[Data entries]

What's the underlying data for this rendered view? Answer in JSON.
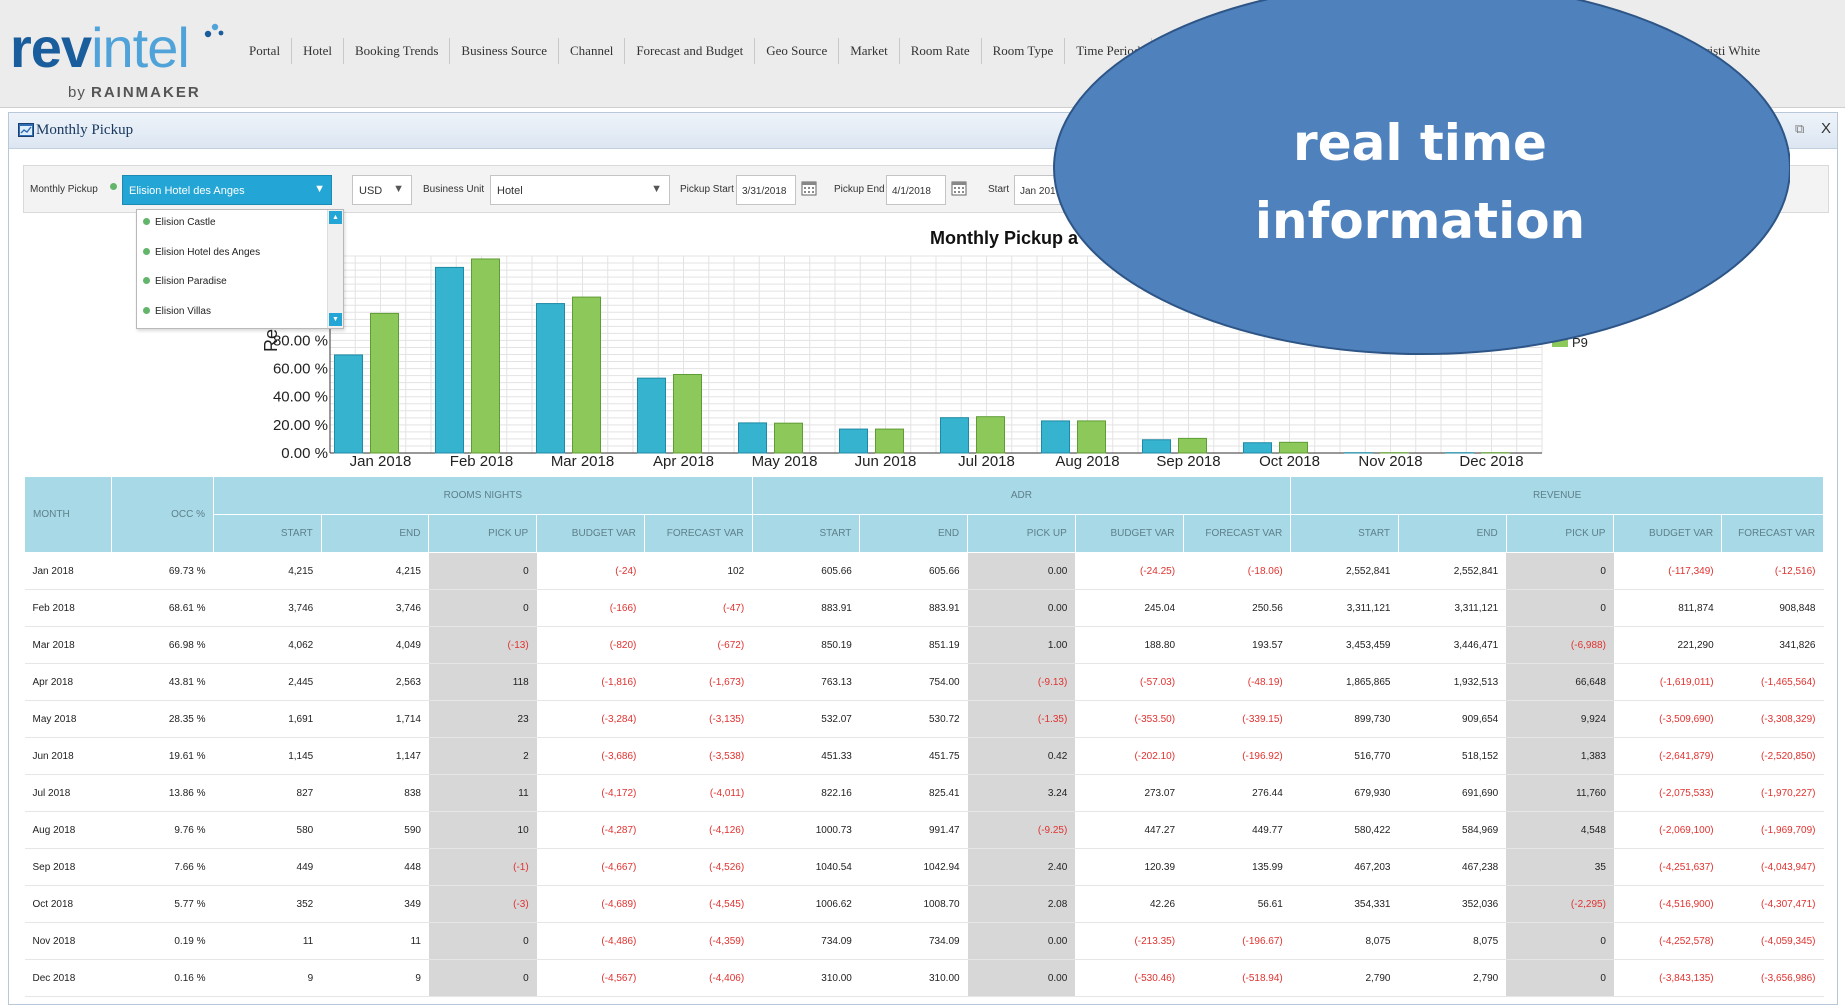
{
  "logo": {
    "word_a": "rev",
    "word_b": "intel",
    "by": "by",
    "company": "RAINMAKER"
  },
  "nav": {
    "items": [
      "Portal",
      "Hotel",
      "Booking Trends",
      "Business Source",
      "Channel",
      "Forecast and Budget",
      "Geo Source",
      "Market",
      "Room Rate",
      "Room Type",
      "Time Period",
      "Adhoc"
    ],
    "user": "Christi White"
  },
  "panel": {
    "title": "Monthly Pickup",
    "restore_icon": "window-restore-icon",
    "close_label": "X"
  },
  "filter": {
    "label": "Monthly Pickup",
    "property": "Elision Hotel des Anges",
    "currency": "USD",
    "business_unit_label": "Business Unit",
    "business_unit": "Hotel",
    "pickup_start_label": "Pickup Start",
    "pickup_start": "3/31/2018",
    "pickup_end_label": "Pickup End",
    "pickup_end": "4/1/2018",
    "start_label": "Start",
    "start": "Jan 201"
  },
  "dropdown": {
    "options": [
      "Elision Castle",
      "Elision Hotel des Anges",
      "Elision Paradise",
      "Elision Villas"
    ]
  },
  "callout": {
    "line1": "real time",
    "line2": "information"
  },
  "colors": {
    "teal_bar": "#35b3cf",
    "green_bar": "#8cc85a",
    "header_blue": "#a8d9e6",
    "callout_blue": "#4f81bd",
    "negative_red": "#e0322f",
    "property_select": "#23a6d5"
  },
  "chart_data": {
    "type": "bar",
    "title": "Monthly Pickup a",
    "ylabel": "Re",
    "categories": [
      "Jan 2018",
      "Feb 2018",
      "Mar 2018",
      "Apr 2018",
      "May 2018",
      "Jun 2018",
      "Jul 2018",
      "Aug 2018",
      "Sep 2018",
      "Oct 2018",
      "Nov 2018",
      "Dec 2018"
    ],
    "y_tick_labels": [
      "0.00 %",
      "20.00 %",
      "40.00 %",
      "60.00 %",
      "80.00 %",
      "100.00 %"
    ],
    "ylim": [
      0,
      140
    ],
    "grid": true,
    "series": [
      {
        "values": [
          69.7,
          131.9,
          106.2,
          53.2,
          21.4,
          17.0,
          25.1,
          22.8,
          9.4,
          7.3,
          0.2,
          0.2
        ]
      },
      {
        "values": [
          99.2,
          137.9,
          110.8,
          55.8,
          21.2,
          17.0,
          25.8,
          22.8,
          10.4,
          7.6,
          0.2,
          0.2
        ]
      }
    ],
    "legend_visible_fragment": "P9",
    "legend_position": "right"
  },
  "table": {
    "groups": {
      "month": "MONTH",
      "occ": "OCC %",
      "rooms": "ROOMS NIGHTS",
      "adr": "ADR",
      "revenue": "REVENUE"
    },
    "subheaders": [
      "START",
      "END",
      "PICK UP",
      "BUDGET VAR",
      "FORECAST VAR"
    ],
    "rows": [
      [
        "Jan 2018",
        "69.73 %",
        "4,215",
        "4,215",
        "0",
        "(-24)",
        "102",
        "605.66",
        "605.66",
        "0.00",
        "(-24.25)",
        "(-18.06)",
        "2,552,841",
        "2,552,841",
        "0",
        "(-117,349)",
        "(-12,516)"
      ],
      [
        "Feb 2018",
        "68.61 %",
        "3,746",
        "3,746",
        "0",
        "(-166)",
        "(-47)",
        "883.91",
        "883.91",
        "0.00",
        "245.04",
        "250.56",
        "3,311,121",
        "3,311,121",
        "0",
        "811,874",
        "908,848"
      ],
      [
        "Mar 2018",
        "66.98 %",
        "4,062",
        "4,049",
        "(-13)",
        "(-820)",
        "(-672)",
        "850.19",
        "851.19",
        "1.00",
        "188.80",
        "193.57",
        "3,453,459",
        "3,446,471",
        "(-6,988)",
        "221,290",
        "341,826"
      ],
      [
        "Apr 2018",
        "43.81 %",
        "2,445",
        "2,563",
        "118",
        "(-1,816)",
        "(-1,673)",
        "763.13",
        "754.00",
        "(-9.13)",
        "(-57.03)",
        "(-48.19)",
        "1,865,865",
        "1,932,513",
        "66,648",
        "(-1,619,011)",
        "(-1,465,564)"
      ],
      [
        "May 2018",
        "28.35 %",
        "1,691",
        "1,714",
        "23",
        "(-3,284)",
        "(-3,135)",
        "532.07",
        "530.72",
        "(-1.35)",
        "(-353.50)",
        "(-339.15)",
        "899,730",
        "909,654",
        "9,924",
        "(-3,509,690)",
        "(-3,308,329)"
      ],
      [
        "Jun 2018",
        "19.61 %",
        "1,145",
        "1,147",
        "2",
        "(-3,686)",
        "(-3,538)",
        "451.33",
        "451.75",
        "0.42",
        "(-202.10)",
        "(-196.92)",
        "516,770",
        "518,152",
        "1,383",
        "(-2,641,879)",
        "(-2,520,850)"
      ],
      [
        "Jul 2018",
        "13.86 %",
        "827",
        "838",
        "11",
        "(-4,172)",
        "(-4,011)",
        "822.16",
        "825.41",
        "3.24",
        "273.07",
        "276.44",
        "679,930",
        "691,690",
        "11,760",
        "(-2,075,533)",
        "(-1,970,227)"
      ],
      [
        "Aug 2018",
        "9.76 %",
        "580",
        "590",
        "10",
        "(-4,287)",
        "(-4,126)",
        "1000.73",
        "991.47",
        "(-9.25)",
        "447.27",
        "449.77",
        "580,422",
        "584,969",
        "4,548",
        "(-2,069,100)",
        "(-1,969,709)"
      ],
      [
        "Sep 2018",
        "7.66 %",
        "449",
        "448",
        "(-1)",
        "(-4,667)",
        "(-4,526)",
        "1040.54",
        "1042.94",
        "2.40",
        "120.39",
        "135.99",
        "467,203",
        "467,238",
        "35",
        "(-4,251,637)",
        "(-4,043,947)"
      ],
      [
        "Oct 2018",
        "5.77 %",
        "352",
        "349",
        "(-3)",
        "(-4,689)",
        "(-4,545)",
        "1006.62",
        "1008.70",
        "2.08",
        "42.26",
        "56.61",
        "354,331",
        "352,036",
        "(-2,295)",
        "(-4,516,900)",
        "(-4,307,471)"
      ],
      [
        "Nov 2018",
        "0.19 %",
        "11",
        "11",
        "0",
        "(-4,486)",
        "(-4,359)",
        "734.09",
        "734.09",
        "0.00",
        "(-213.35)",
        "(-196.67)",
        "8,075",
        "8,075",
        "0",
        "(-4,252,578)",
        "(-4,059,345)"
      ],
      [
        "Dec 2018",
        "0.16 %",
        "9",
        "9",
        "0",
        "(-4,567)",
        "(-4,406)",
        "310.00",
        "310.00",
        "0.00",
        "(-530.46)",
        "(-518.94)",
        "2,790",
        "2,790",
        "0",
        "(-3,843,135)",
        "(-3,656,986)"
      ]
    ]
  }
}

### Short exercise
Set out every line from the material that contains the string "Anges".

### Solution to this exercise
    "property": "Elision Hotel des Anges",
      "Elision Hotel des Anges",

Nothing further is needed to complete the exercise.